EXERCISE DIRECTIONS
Copy the material below line for line, without changing anything.

DATASET ROWS

☆ ☆ ☆ ☆

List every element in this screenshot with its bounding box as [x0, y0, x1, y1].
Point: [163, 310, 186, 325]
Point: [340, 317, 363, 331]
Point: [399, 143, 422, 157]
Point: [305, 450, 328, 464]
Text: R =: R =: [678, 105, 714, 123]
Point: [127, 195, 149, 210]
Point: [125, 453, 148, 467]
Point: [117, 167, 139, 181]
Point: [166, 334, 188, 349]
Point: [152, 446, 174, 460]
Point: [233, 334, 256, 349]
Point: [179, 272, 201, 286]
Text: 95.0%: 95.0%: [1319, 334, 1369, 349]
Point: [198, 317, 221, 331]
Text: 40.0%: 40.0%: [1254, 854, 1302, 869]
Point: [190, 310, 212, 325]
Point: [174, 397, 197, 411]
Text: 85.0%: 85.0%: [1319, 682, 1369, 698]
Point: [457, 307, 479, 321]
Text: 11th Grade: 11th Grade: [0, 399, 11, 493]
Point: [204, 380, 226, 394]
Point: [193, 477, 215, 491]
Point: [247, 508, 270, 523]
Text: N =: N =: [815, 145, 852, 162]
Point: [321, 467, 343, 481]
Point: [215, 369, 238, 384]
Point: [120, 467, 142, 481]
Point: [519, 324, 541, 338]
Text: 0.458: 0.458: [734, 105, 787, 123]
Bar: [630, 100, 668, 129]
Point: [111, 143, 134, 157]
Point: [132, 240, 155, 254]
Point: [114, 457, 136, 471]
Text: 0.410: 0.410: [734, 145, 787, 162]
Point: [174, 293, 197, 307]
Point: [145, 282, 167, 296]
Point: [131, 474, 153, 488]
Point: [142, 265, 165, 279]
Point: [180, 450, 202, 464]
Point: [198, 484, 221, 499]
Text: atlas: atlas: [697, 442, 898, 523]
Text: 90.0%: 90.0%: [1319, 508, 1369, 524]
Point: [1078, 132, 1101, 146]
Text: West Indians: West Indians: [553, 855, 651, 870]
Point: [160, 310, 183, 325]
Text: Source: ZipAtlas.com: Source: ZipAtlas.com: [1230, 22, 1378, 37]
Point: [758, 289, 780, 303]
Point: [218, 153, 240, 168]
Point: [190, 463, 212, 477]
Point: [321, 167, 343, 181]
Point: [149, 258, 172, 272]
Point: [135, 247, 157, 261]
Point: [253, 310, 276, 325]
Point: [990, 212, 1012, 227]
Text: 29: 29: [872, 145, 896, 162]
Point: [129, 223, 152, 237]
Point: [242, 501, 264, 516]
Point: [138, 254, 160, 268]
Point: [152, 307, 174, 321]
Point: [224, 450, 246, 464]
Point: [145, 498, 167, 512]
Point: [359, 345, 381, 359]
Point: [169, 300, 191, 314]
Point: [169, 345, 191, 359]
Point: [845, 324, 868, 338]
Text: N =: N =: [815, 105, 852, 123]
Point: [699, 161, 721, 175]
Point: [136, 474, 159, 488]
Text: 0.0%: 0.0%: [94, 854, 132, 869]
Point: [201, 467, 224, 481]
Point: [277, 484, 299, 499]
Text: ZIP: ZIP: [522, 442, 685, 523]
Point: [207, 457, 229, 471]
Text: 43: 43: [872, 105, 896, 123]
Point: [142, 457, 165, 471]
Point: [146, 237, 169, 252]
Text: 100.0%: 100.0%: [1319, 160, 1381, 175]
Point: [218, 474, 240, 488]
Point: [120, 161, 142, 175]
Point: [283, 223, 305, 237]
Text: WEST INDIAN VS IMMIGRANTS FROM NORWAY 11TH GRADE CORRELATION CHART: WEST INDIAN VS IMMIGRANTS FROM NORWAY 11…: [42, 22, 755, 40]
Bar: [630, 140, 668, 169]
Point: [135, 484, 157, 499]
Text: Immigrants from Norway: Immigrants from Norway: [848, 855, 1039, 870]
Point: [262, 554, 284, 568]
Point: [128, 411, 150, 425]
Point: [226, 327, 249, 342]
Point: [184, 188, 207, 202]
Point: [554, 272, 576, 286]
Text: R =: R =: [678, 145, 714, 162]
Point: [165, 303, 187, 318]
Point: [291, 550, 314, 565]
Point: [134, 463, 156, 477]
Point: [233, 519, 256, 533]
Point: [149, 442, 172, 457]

☆ ☆ ☆ ☆

TASK SOLUTION
List every element in this screenshot with its bounding box as [x0, y0, x1, y1].
Point: [163, 310, 186, 325]
Point: [340, 317, 363, 331]
Point: [399, 143, 422, 157]
Point: [305, 450, 328, 464]
Text: R =: R =: [678, 105, 714, 123]
Point: [127, 195, 149, 210]
Point: [125, 453, 148, 467]
Point: [117, 167, 139, 181]
Point: [166, 334, 188, 349]
Point: [152, 446, 174, 460]
Point: [233, 334, 256, 349]
Point: [179, 272, 201, 286]
Text: 95.0%: 95.0%: [1319, 334, 1369, 349]
Point: [198, 317, 221, 331]
Text: 40.0%: 40.0%: [1254, 854, 1302, 869]
Point: [190, 310, 212, 325]
Point: [174, 397, 197, 411]
Text: 85.0%: 85.0%: [1319, 682, 1369, 698]
Point: [457, 307, 479, 321]
Text: 11th Grade: 11th Grade: [0, 399, 11, 493]
Point: [204, 380, 226, 394]
Point: [193, 477, 215, 491]
Point: [247, 508, 270, 523]
Text: N =: N =: [815, 145, 852, 162]
Point: [321, 467, 343, 481]
Point: [215, 369, 238, 384]
Point: [120, 467, 142, 481]
Point: [519, 324, 541, 338]
Text: 0.458: 0.458: [734, 105, 787, 123]
Bar: [630, 100, 668, 129]
Point: [111, 143, 134, 157]
Point: [132, 240, 155, 254]
Point: [114, 457, 136, 471]
Text: 0.410: 0.410: [734, 145, 787, 162]
Point: [174, 293, 197, 307]
Point: [145, 282, 167, 296]
Point: [131, 474, 153, 488]
Point: [142, 265, 165, 279]
Point: [180, 450, 202, 464]
Point: [198, 484, 221, 499]
Text: atlas: atlas: [697, 442, 898, 523]
Text: 90.0%: 90.0%: [1319, 508, 1369, 524]
Point: [1078, 132, 1101, 146]
Text: West Indians: West Indians: [553, 855, 651, 870]
Point: [160, 310, 183, 325]
Text: Source: ZipAtlas.com: Source: ZipAtlas.com: [1230, 22, 1378, 37]
Point: [758, 289, 780, 303]
Point: [218, 153, 240, 168]
Point: [190, 463, 212, 477]
Point: [321, 167, 343, 181]
Point: [149, 258, 172, 272]
Point: [135, 247, 157, 261]
Point: [253, 310, 276, 325]
Point: [990, 212, 1012, 227]
Text: 29: 29: [872, 145, 896, 162]
Point: [129, 223, 152, 237]
Point: [242, 501, 264, 516]
Point: [138, 254, 160, 268]
Point: [152, 307, 174, 321]
Point: [224, 450, 246, 464]
Point: [145, 498, 167, 512]
Point: [359, 345, 381, 359]
Point: [169, 300, 191, 314]
Point: [169, 345, 191, 359]
Point: [845, 324, 868, 338]
Text: N =: N =: [815, 105, 852, 123]
Point: [699, 161, 721, 175]
Point: [136, 474, 159, 488]
Text: 0.0%: 0.0%: [94, 854, 132, 869]
Point: [201, 467, 224, 481]
Point: [277, 484, 299, 499]
Text: ZIP: ZIP: [522, 442, 685, 523]
Point: [207, 457, 229, 471]
Text: 43: 43: [872, 105, 896, 123]
Point: [142, 457, 165, 471]
Point: [146, 237, 169, 252]
Text: 100.0%: 100.0%: [1319, 160, 1381, 175]
Point: [218, 474, 240, 488]
Point: [120, 161, 142, 175]
Point: [283, 223, 305, 237]
Text: WEST INDIAN VS IMMIGRANTS FROM NORWAY 11TH GRADE CORRELATION CHART: WEST INDIAN VS IMMIGRANTS FROM NORWAY 11…: [42, 22, 755, 40]
Bar: [630, 140, 668, 169]
Point: [135, 484, 157, 499]
Text: Immigrants from Norway: Immigrants from Norway: [848, 855, 1039, 870]
Point: [262, 554, 284, 568]
Point: [128, 411, 150, 425]
Point: [226, 327, 249, 342]
Point: [184, 188, 207, 202]
Point: [554, 272, 576, 286]
Text: R =: R =: [678, 145, 714, 162]
Point: [165, 303, 187, 318]
Point: [291, 550, 314, 565]
Point: [134, 463, 156, 477]
Point: [233, 519, 256, 533]
Point: [149, 442, 172, 457]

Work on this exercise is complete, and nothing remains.